(Data items)

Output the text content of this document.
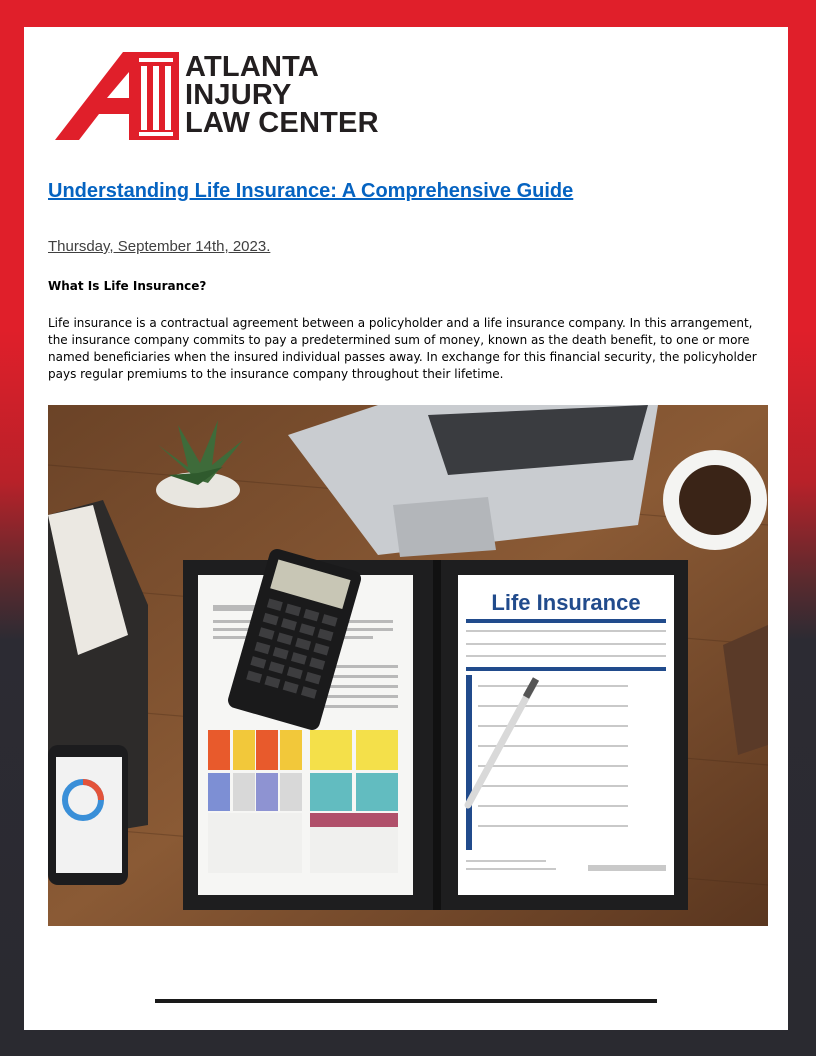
ATLANTA
INJURY
LAW CENTER
Understanding Life Insurance: A Comprehensive Guide
Thursday, September 14th, 2023.
What Is Life Insurance?

Life insurance is a contractual agreement between a policyholder and a life insurance company. In this arrangement, the insurance company commits to pay a predetermined sum of money, known as the death benefit, to one or more named beneficiaries when the insured individual passes away. In exchange for this financial security, the policyholder pays regular premiums to the insurance company throughout their lifetime.

Life Insurance
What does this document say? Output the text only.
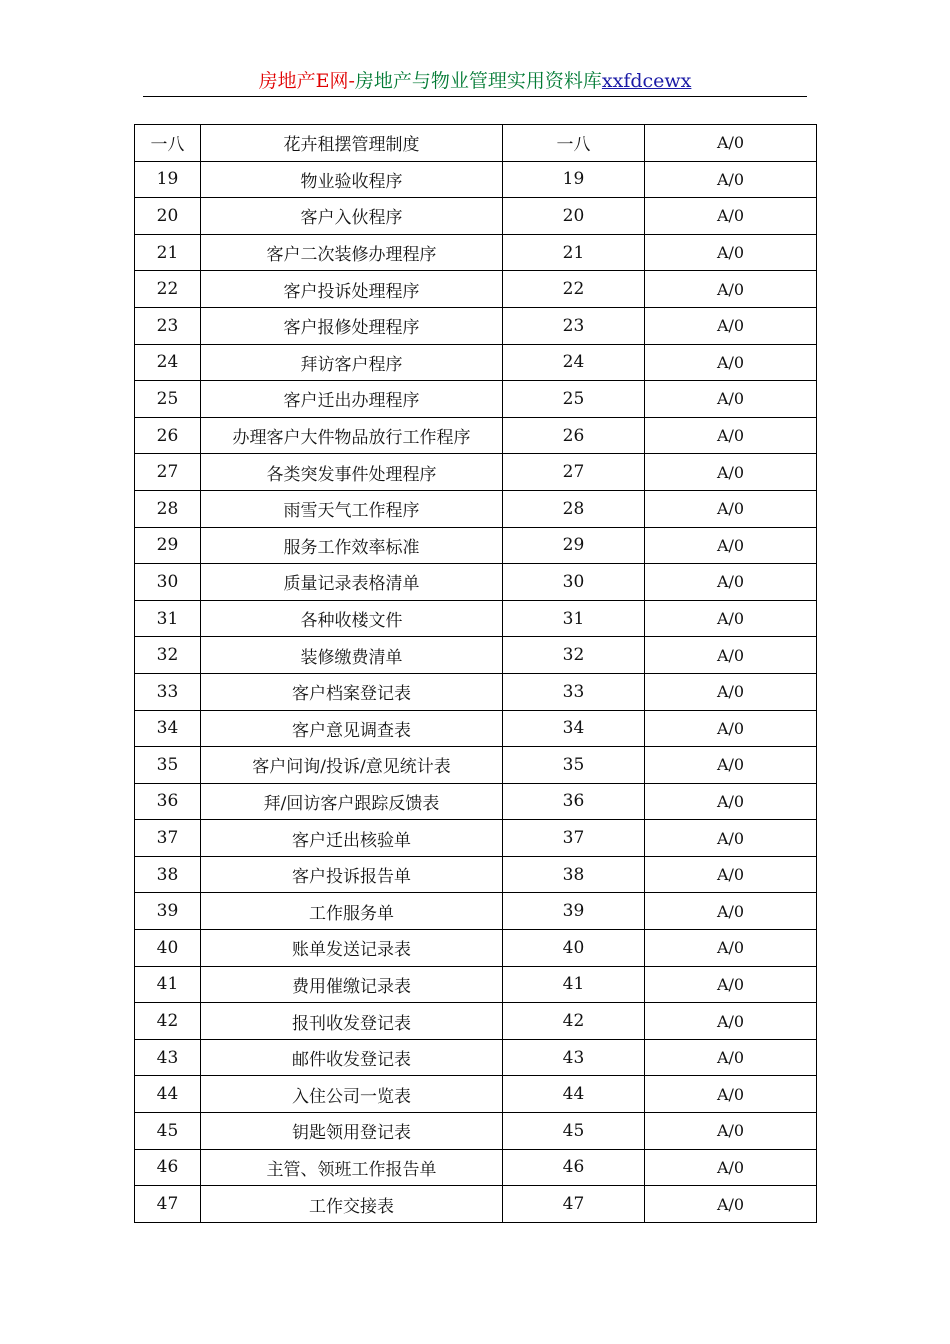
房地产E网-房地产与物业管理实用资料库xxfdcewx
一八	花卉租摆管理制度	一八	A/0
19	物业验收程序	19	A/0
20	客户入伙程序	20	A/0
21	客户二次装修办理程序	21	A/0
22	客户投诉处理程序	22	A/0
23	客户报修处理程序	23	A/0
24	拜访客户程序	24	A/0
25	客户迁出办理程序	25	A/0
26	办理客户大件物品放行工作程序	26	A/0
27	各类突发事件处理程序	27	A/0
28	雨雪天气工作程序	28	A/0
29	服务工作效率标准	29	A/0
30	质量记录表格清单	30	A/0
31	各种收楼文件	31	A/0
32	装修缴费清单	32	A/0
33	客户档案登记表	33	A/0
34	客户意见调查表	34	A/0
35	客户问询/投诉/意见统计表	35	A/0
36	拜/回访客户跟踪反馈表	36	A/0
37	客户迁出核验单	37	A/0
38	客户投诉报告单	38	A/0
39	工作服务单	39	A/0
40	账单发送记录表	40	A/0
41	费用催缴记录表	41	A/0
42	报刊收发登记表	42	A/0
43	邮件收发登记表	43	A/0
44	入住公司一览表	44	A/0
45	钥匙领用登记表	45	A/0
46	主管、领班工作报告单	46	A/0
47	工作交接表	47	A/0
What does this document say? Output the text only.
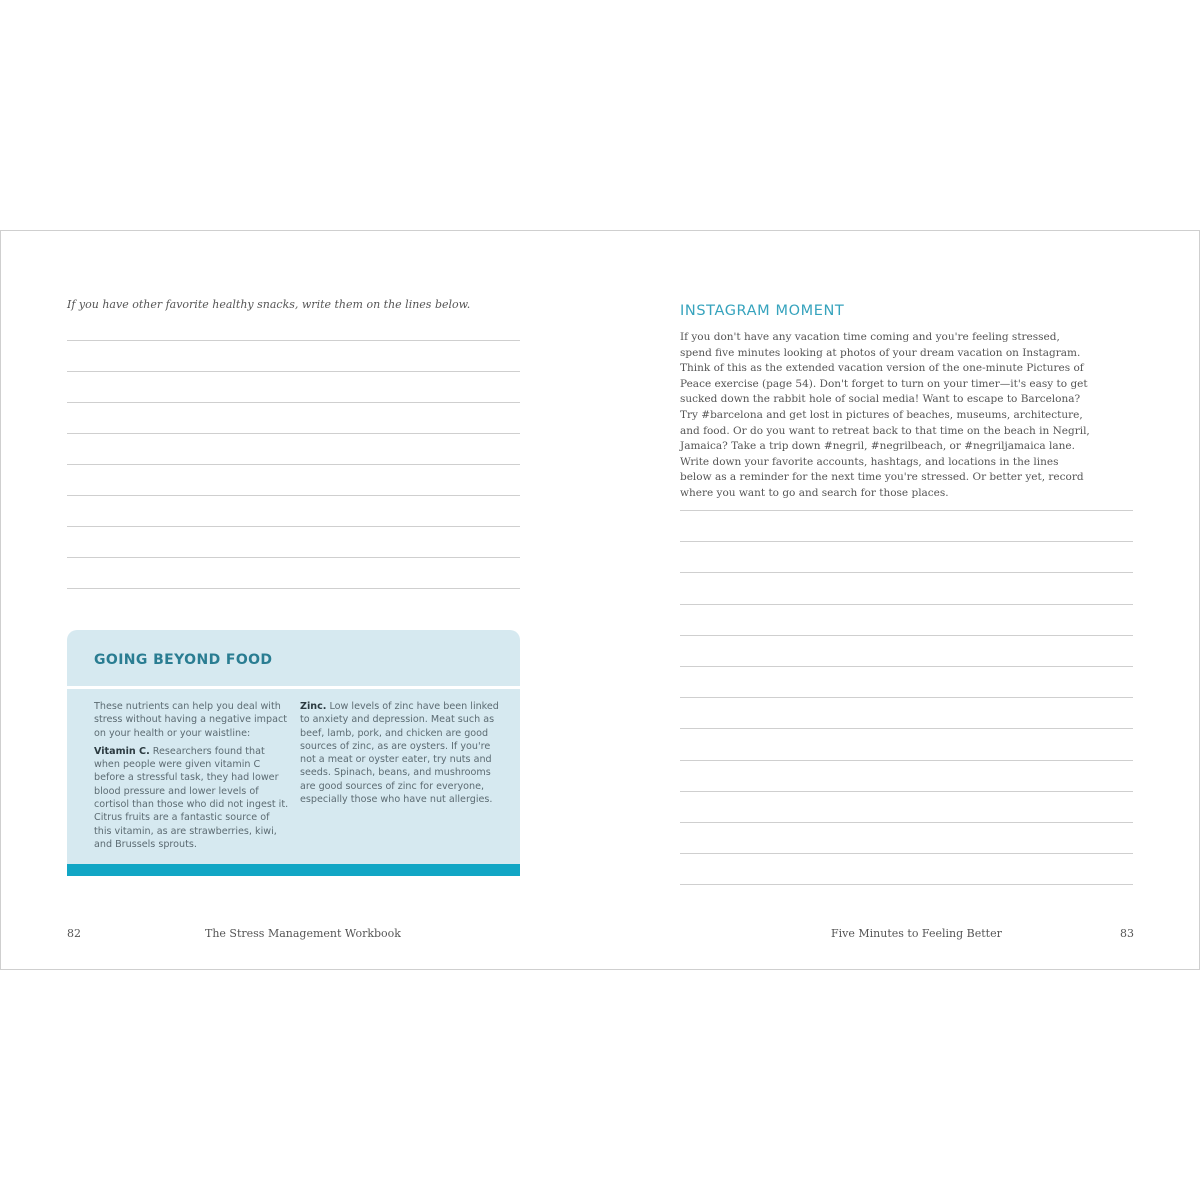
If you have other favorite healthy snacks, write them on the lines below.
GOING BEYOND FOOD

These nutrients can help you deal with stress without having a negative impact on your health or your waistline:

Vitamin C. Researchers found that when people were given vitamin C before a stressful task, they had lower blood pressure and lower levels of cortisol than those who did not ingest it. Citrus fruits are a fantastic source of this vitamin, as are strawberries, kiwi, and Brussels sprouts.

Zinc. Low levels of zinc have been linked to anxiety and depression. Meat such as beef, lamb, pork, and chicken are good sources of zinc, as are oysters. If you're not a meat or oyster eater, try nuts and seeds. Spinach, beans, and mushrooms are good sources of zinc for everyone, especially those who have nut allergies.

82	The Stress Management Workbook
INSTAGRAM MOMENT
If you don't have any vacation time coming and you're feeling stressed, spend five minutes looking at photos of your dream vacation on Instagram. Think of this as the extended vacation version of the one-minute Pictures of Peace exercise (page 54). Don't forget to turn on your timer—it's easy to get sucked down the rabbit hole of social media! Want to escape to Barcelona? Try #barcelona and get lost in pictures of beaches, museums, architecture, and food. Or do you want to retreat back to that time on the beach in Negril, Jamaica? Take a trip down #negril, #negrilbeach, or #negriljamaica lane. Write down your favorite accounts, hashtags, and locations in the lines below as a reminder for the next time you're stressed. Or better yet, record where you want to go and search for those places.
Five Minutes to Feeling Better	83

> TASK TO CARRY OUT:
Quote every record above exactly, leaving out the pictures.

> WORKED SOLUTION:
Output the text content of this document.
ATLANTA
INJURY
LAW CENTER
Understanding Life Insurance: A Comprehensive Guide
Thursday, September 14th, 2023.
What Is Life Insurance?

Life insurance is a contractual agreement between a policyholder and a life insurance company. In this arrangement, the insurance company commits to pay a predetermined sum of money, known as the death benefit, to one or more named beneficiaries when the insured individual passes away. In exchange for this financial security, the policyholder pays regular premiums to the insurance company throughout their lifetime.

Life Insurance
What does this document say? Output the text only.
房地产E网-房地产与物业管理实用资料库xxfdcewx
一八	花卉租摆管理制度	一八	A/0
19	物业验收程序	19	A/0
20	客户入伙程序	20	A/0
21	客户二次装修办理程序	21	A/0
22	客户投诉处理程序	22	A/0
23	客户报修处理程序	23	A/0
24	拜访客户程序	24	A/0
25	客户迁出办理程序	25	A/0
26	办理客户大件物品放行工作程序	26	A/0
27	各类突发事件处理程序	27	A/0
28	雨雪天气工作程序	28	A/0
29	服务工作效率标准	29	A/0
30	质量记录表格清单	30	A/0
31	各种收楼文件	31	A/0
32	装修缴费清单	32	A/0
33	客户档案登记表	33	A/0
34	客户意见调查表	34	A/0
35	客户问询/投诉/意见统计表	35	A/0
36	拜/回访客户跟踪反馈表	36	A/0
37	客户迁出核验单	37	A/0
38	客户投诉报告单	38	A/0
39	工作服务单	39	A/0
40	账单发送记录表	40	A/0
41	费用催缴记录表	41	A/0
42	报刊收发登记表	42	A/0
43	邮件收发登记表	43	A/0
44	入住公司一览表	44	A/0
45	钥匙领用登记表	45	A/0
46	主管、领班工作报告单	46	A/0
47	工作交接表	47	A/0
What does this document say? Output the text only.
If you have other favorite healthy snacks, write them on the lines below.
GOING BEYOND FOOD

These nutrients can help you deal with stress without having a negative impact on your health or your waistline:

Vitamin C. Researchers found that when people were given vitamin C before a stressful task, they had lower blood pressure and lower levels of cortisol than those who did not ingest it. Citrus fruits are a fantastic source of this vitamin, as are strawberries, kiwi, and Brussels sprouts.

Zinc. Low levels of zinc have been linked to anxiety and depression. Meat such as beef, lamb, pork, and chicken are good sources of zinc, as are oysters. If you're not a meat or oyster eater, try nuts and seeds. Spinach, beans, and mushrooms are good sources of zinc for everyone, especially those who have nut allergies.

82	The Stress Management Workbook
INSTAGRAM MOMENT
If you don't have any vacation time coming and you're feeling stressed, spend five minutes looking at photos of your dream vacation on Instagram. Think of this as the extended vacation version of the one-minute Pictures of Peace exercise (page 54). Don't forget to turn on your timer—it's easy to get sucked down the rabbit hole of social media! Want to escape to Barcelona? Try #barcelona and get lost in pictures of beaches, museums, architecture, and food. Or do you want to retreat back to that time on the beach in Negril, Jamaica? Take a trip down #negril, #negrilbeach, or #negriljamaica lane. Write down your favorite accounts, hashtags, and locations in the lines below as a reminder for the next time you're stressed. Or better yet, record where you want to go and search for those places.
Five Minutes to Feeling Better	83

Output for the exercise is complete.